- Task to complete -
Could you output each line of the data that follows exactly?

- Given data -
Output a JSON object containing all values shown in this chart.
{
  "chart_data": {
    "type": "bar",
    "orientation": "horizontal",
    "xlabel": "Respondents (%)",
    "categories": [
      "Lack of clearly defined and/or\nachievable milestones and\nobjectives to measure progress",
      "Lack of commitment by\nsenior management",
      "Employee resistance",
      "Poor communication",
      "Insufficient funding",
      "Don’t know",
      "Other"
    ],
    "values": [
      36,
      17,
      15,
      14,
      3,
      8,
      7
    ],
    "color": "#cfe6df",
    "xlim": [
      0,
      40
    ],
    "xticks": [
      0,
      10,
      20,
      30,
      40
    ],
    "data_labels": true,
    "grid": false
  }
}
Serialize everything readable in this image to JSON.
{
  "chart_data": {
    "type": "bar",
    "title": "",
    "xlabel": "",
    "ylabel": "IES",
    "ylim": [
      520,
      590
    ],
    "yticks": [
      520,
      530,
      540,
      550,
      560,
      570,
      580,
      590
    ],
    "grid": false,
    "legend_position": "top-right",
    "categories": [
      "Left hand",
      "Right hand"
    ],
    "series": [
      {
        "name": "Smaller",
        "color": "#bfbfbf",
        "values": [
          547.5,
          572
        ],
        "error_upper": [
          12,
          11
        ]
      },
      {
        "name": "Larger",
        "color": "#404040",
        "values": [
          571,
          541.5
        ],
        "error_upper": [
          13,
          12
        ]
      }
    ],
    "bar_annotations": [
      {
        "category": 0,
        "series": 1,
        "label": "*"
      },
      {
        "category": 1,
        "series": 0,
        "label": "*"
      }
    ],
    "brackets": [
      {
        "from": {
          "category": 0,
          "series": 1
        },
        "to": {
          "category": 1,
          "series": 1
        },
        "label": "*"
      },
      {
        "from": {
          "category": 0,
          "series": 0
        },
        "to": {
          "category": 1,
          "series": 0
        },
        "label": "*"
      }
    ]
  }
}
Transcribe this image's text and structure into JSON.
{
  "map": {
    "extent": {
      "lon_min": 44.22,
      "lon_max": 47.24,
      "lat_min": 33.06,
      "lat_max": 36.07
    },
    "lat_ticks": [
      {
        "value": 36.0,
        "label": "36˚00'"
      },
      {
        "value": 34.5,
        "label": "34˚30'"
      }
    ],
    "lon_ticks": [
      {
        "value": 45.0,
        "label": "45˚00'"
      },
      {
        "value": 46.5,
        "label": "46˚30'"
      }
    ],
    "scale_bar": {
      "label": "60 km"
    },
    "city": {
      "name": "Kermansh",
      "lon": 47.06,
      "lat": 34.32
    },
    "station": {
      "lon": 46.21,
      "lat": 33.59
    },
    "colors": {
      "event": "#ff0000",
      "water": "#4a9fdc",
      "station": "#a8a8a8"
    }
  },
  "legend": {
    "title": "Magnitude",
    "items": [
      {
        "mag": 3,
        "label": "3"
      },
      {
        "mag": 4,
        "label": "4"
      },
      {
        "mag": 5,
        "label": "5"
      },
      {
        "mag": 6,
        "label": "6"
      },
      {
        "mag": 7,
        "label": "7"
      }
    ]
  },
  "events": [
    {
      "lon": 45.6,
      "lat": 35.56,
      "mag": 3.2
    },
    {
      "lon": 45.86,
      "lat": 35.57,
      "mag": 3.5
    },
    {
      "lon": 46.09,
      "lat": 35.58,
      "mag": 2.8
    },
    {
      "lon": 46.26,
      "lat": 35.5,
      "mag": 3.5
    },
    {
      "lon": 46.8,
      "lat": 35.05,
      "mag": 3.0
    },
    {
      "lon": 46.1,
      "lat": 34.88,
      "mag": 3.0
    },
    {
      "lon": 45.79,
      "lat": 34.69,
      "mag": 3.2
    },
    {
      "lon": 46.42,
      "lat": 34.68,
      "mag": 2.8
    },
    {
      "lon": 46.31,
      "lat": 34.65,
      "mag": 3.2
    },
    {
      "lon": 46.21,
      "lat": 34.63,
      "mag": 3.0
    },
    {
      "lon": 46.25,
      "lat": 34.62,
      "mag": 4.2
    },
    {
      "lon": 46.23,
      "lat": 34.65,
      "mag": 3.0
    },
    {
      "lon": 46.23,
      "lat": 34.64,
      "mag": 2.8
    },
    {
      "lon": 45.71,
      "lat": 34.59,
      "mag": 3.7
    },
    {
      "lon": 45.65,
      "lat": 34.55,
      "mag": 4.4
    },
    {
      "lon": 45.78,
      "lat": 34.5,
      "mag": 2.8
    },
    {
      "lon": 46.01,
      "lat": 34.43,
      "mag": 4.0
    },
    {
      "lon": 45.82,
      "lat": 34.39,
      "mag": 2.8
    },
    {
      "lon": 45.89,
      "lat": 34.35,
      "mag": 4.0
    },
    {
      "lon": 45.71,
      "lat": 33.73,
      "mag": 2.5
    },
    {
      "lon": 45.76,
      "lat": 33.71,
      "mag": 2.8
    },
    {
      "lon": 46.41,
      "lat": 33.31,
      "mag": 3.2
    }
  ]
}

- The solution -
Output a JSON object containing all values shown in this chart.
{
  "chart_data": {
    "type": "bar",
    "orientation": "horizontal",
    "xlabel": "Respondents (%)",
    "categories": [
      "Lack of clearly defined and/or\nachievable milestones and\nobjectives to measure progress",
      "Lack of commitment by\nsenior management",
      "Employee resistance",
      "Poor communication",
      "Insufficient funding",
      "Don’t know",
      "Other"
    ],
    "values": [
      36,
      17,
      15,
      14,
      3,
      8,
      7
    ],
    "color": "#cfe6df",
    "xlim": [
      0,
      40
    ],
    "xticks": [
      0,
      10,
      20,
      30,
      40
    ],
    "data_labels": true,
    "grid": false
  }
}
Serialize everything readable in this image to JSON.
{
  "chart_data": {
    "type": "bar",
    "title": "",
    "xlabel": "",
    "ylabel": "IES",
    "ylim": [
      520,
      590
    ],
    "yticks": [
      520,
      530,
      540,
      550,
      560,
      570,
      580,
      590
    ],
    "grid": false,
    "legend_position": "top-right",
    "categories": [
      "Left hand",
      "Right hand"
    ],
    "series": [
      {
        "name": "Smaller",
        "color": "#bfbfbf",
        "values": [
          547.5,
          572
        ],
        "error_upper": [
          12,
          11
        ]
      },
      {
        "name": "Larger",
        "color": "#404040",
        "values": [
          571,
          541.5
        ],
        "error_upper": [
          13,
          12
        ]
      }
    ],
    "bar_annotations": [
      {
        "category": 0,
        "series": 1,
        "label": "*"
      },
      {
        "category": 1,
        "series": 0,
        "label": "*"
      }
    ],
    "brackets": [
      {
        "from": {
          "category": 0,
          "series": 1
        },
        "to": {
          "category": 1,
          "series": 1
        },
        "label": "*"
      },
      {
        "from": {
          "category": 0,
          "series": 0
        },
        "to": {
          "category": 1,
          "series": 0
        },
        "label": "*"
      }
    ]
  }
}
Transcribe this image's text and structure into JSON.
{
  "map": {
    "extent": {
      "lon_min": 44.22,
      "lon_max": 47.24,
      "lat_min": 33.06,
      "lat_max": 36.07
    },
    "lat_ticks": [
      {
        "value": 36.0,
        "label": "36˚00'"
      },
      {
        "value": 34.5,
        "label": "34˚30'"
      }
    ],
    "lon_ticks": [
      {
        "value": 45.0,
        "label": "45˚00'"
      },
      {
        "value": 46.5,
        "label": "46˚30'"
      }
    ],
    "scale_bar": {
      "label": "60 km"
    },
    "city": {
      "name": "Kermansh",
      "lon": 47.06,
      "lat": 34.32
    },
    "station": {
      "lon": 46.21,
      "lat": 33.59
    },
    "colors": {
      "event": "#ff0000",
      "water": "#4a9fdc",
      "station": "#a8a8a8"
    }
  },
  "legend": {
    "title": "Magnitude",
    "items": [
      {
        "mag": 3,
        "label": "3"
      },
      {
        "mag": 4,
        "label": "4"
      },
      {
        "mag": 5,
        "label": "5"
      },
      {
        "mag": 6,
        "label": "6"
      },
      {
        "mag": 7,
        "label": "7"
      }
    ]
  },
  "events": [
    {
      "lon": 45.6,
      "lat": 35.56,
      "mag": 3.2
    },
    {
      "lon": 45.86,
      "lat": 35.57,
      "mag": 3.5
    },
    {
      "lon": 46.09,
      "lat": 35.58,
      "mag": 2.8
    },
    {
      "lon": 46.26,
      "lat": 35.5,
      "mag": 3.5
    },
    {
      "lon": 46.8,
      "lat": 35.05,
      "mag": 3.0
    },
    {
      "lon": 46.1,
      "lat": 34.88,
      "mag": 3.0
    },
    {
      "lon": 45.79,
      "lat": 34.69,
      "mag": 3.2
    },
    {
      "lon": 46.42,
      "lat": 34.68,
      "mag": 2.8
    },
    {
      "lon": 46.31,
      "lat": 34.65,
      "mag": 3.2
    },
    {
      "lon": 46.21,
      "lat": 34.63,
      "mag": 3.0
    },
    {
      "lon": 46.25,
      "lat": 34.62,
      "mag": 4.2
    },
    {
      "lon": 46.23,
      "lat": 34.65,
      "mag": 3.0
    },
    {
      "lon": 46.23,
      "lat": 34.64,
      "mag": 2.8
    },
    {
      "lon": 45.71,
      "lat": 34.59,
      "mag": 3.7
    },
    {
      "lon": 45.65,
      "lat": 34.55,
      "mag": 4.4
    },
    {
      "lon": 45.78,
      "lat": 34.5,
      "mag": 2.8
    },
    {
      "lon": 46.01,
      "lat": 34.43,
      "mag": 4.0
    },
    {
      "lon": 45.82,
      "lat": 34.39,
      "mag": 2.8
    },
    {
      "lon": 45.89,
      "lat": 34.35,
      "mag": 4.0
    },
    {
      "lon": 45.71,
      "lat": 33.73,
      "mag": 2.5
    },
    {
      "lon": 45.76,
      "lat": 33.71,
      "mag": 2.8
    },
    {
      "lon": 46.41,
      "lat": 33.31,
      "mag": 3.2
    }
  ]
}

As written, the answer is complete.